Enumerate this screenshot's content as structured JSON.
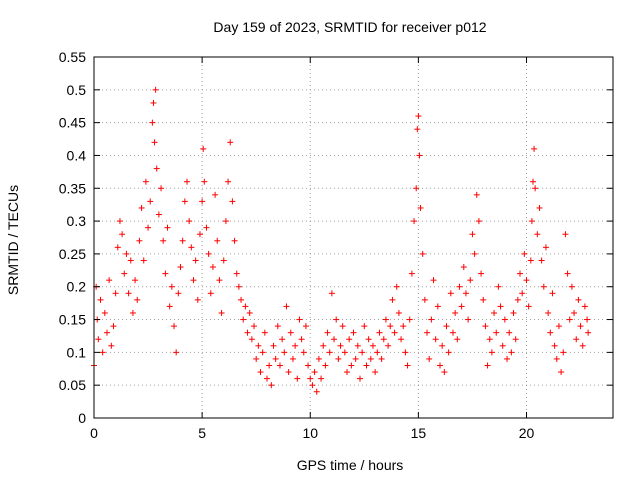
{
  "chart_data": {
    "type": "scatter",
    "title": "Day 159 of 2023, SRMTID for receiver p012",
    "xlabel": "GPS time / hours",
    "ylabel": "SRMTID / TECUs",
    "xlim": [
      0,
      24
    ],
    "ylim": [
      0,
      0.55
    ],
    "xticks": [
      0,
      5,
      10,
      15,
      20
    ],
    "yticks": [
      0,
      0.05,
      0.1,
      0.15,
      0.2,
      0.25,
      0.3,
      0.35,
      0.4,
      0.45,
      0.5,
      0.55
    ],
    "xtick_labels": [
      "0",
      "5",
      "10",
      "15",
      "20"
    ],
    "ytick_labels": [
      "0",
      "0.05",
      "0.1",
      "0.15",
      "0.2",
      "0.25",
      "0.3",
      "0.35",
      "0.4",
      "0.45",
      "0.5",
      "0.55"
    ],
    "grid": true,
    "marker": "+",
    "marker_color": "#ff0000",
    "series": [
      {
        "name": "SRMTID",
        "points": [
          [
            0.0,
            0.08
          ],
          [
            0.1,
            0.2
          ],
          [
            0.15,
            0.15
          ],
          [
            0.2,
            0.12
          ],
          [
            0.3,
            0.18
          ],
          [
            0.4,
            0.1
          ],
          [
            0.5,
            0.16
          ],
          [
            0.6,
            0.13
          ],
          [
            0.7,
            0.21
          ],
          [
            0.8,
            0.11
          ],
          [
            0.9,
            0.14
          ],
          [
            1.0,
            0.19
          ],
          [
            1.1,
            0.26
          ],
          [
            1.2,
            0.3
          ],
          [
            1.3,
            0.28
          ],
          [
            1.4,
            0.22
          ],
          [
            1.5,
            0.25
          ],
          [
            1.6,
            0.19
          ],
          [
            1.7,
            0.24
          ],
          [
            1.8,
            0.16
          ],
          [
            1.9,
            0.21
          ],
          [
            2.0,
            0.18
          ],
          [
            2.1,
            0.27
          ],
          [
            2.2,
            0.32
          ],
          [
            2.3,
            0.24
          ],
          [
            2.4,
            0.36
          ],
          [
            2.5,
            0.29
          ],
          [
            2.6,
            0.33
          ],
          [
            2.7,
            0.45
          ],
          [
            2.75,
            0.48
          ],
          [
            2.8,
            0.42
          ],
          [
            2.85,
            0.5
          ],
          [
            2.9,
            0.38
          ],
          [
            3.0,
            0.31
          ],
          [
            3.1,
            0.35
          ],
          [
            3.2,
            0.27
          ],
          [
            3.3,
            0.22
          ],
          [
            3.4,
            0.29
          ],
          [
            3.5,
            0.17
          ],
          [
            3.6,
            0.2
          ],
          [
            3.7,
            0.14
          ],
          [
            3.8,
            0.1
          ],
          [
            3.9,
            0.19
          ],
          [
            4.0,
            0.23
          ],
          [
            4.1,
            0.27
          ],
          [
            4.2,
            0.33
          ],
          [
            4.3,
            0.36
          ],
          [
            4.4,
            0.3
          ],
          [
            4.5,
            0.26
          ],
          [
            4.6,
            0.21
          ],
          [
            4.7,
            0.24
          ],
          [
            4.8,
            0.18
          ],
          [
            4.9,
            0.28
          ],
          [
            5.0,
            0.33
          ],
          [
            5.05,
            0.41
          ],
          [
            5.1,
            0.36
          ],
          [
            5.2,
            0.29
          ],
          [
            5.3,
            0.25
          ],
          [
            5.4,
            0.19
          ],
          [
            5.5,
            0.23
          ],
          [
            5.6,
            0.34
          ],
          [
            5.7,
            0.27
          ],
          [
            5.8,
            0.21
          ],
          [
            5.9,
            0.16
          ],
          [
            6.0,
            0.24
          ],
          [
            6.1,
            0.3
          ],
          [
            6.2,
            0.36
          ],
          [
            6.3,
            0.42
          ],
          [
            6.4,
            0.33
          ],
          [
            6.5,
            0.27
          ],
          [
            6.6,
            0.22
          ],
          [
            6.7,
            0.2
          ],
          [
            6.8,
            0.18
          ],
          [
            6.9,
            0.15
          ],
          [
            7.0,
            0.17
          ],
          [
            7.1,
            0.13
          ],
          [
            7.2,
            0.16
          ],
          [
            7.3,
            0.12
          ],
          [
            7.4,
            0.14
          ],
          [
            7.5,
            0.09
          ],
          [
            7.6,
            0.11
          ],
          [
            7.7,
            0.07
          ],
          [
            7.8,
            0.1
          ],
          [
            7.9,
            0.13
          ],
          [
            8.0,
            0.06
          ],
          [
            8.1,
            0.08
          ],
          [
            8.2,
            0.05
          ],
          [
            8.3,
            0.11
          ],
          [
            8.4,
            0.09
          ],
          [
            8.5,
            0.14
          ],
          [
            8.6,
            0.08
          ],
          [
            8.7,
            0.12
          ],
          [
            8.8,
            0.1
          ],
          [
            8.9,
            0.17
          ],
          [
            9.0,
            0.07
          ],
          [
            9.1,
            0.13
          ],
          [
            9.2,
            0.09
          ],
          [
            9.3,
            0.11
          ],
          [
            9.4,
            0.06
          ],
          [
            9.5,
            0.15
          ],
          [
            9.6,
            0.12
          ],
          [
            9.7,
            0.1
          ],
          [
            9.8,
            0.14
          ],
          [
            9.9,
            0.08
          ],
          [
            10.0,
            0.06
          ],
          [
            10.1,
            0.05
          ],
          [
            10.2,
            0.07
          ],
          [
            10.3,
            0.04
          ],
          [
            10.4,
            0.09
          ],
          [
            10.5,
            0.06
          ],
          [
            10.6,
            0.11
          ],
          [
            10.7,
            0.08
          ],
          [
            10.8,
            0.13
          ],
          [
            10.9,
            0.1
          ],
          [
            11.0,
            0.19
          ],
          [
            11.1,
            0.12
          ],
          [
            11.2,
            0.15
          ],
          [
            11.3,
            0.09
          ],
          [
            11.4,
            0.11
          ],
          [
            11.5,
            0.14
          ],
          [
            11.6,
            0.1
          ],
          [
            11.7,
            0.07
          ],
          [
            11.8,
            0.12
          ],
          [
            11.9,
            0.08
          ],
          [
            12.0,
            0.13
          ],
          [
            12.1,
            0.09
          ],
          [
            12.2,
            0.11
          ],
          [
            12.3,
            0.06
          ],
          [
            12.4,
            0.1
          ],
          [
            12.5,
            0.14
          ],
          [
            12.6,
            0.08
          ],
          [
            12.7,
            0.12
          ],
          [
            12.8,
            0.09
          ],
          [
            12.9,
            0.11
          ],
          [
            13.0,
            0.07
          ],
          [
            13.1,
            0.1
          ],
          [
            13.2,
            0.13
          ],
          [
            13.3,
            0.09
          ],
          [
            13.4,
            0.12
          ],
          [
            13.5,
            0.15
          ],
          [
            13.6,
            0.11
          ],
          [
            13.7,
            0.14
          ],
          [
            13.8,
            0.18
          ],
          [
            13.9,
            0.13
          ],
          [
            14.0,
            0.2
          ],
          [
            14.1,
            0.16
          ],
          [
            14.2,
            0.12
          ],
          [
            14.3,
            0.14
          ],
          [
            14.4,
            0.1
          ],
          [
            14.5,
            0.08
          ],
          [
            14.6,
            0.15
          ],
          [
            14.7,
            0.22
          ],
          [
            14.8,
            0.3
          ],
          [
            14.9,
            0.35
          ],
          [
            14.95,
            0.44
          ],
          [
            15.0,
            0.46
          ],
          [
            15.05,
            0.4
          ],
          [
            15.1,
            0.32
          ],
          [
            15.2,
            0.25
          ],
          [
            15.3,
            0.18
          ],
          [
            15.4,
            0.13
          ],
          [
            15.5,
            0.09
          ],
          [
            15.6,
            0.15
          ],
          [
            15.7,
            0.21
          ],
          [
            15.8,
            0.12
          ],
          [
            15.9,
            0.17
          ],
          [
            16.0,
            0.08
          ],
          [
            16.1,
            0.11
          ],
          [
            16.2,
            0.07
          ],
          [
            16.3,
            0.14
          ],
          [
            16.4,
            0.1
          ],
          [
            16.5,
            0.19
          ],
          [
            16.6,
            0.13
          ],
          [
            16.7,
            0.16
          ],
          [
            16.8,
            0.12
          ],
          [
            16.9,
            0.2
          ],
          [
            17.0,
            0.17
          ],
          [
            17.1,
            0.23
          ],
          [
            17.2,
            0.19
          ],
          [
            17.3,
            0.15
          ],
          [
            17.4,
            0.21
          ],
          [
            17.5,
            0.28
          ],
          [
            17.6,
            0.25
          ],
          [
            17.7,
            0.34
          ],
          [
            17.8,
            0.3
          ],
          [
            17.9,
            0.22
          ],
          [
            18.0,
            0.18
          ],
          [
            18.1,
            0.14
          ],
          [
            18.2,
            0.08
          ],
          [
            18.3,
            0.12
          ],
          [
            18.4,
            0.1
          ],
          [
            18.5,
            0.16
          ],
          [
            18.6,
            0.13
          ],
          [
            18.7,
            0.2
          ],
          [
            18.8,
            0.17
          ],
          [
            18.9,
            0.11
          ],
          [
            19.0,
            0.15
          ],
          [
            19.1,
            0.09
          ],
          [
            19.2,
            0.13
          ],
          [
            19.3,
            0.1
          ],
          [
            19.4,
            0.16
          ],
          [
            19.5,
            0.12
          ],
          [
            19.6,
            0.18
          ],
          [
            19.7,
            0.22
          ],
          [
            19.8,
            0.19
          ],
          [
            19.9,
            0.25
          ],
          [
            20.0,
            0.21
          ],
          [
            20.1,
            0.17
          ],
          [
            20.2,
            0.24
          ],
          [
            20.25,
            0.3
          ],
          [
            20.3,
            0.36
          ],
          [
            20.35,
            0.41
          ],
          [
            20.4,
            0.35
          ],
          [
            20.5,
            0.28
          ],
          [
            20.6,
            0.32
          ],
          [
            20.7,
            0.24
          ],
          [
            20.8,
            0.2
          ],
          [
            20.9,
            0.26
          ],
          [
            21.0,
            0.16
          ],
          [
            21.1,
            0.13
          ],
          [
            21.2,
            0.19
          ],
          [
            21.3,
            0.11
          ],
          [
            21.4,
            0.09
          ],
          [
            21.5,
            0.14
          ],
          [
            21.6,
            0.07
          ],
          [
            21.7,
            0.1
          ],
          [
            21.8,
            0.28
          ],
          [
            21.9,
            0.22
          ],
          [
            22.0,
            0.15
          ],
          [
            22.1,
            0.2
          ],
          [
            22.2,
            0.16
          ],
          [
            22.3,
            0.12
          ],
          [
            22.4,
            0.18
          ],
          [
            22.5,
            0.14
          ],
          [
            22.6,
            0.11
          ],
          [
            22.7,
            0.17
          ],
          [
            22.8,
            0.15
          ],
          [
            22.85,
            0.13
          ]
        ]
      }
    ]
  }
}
========================================
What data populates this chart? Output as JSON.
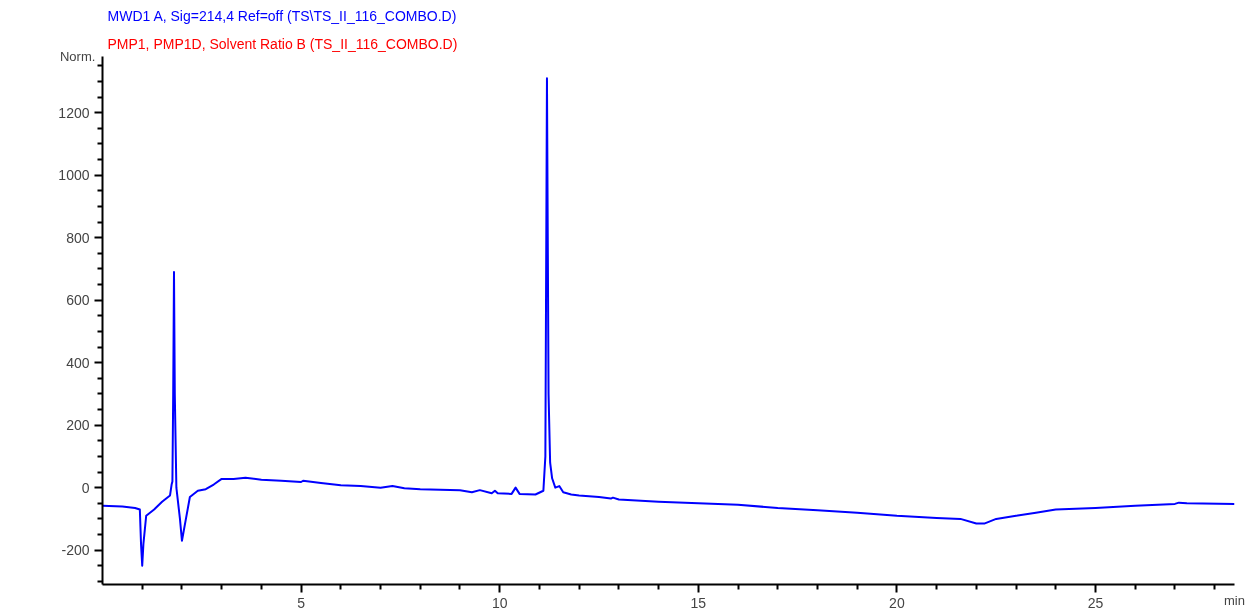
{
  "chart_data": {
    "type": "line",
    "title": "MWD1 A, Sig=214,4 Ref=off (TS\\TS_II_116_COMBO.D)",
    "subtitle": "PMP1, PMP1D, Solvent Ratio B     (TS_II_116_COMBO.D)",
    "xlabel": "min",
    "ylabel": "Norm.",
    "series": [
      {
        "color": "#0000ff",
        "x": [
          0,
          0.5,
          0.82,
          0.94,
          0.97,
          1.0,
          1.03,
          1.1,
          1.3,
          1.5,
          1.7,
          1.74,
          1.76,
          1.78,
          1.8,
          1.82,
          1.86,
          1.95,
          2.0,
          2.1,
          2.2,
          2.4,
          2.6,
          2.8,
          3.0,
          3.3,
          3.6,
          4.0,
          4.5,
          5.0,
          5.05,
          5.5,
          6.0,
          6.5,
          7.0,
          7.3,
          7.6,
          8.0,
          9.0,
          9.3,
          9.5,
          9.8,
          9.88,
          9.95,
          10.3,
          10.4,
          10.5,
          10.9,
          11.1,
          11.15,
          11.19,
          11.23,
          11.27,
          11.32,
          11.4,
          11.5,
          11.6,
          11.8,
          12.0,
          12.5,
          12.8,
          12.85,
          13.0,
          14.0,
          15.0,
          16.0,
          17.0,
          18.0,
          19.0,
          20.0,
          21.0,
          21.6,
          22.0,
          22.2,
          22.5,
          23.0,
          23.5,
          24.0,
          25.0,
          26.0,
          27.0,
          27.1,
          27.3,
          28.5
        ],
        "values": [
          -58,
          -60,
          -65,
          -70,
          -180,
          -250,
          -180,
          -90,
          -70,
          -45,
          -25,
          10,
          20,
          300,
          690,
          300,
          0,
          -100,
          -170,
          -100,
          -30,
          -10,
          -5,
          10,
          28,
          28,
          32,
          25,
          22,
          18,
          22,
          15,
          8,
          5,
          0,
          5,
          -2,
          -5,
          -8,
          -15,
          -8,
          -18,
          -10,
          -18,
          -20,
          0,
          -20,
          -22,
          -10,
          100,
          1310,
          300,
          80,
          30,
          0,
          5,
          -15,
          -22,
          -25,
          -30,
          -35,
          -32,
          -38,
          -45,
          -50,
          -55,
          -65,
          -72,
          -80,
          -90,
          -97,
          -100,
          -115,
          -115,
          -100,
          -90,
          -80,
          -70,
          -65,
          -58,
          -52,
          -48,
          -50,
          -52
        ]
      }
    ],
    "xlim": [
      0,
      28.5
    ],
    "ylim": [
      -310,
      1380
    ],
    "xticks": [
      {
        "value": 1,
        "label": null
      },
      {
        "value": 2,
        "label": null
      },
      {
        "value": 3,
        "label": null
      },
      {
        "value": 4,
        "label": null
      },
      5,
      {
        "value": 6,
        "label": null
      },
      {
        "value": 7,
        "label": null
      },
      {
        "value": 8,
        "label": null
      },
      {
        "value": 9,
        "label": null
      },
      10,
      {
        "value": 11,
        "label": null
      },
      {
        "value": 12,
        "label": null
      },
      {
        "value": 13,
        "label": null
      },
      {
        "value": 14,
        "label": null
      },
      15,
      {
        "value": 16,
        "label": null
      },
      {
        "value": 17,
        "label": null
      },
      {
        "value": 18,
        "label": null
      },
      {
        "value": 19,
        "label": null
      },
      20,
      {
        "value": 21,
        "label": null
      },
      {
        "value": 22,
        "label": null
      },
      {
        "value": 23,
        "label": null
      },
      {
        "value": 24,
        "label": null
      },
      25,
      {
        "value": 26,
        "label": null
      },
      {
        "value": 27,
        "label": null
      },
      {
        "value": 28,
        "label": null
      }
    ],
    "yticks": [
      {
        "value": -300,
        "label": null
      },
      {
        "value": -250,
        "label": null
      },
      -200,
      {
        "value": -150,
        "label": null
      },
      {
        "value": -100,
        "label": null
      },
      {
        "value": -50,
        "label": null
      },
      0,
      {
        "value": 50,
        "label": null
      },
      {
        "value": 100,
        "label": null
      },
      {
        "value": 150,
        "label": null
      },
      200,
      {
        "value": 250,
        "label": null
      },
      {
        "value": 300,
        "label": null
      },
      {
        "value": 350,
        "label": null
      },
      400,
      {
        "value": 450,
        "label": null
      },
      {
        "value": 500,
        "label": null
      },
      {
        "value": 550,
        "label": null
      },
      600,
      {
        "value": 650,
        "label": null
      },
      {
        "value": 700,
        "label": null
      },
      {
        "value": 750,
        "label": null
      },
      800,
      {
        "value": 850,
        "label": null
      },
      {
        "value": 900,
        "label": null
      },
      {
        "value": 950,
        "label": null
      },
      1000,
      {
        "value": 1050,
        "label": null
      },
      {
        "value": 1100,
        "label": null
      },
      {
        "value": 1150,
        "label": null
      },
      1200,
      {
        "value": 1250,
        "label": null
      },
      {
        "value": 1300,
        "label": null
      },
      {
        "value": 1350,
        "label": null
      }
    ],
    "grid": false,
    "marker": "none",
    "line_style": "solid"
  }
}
========================================
> _INSTRUCTIONS TO FOLLOW_
Report only the number of lines in the data above that contain "this".

> _WRITTEN ANSWER_
2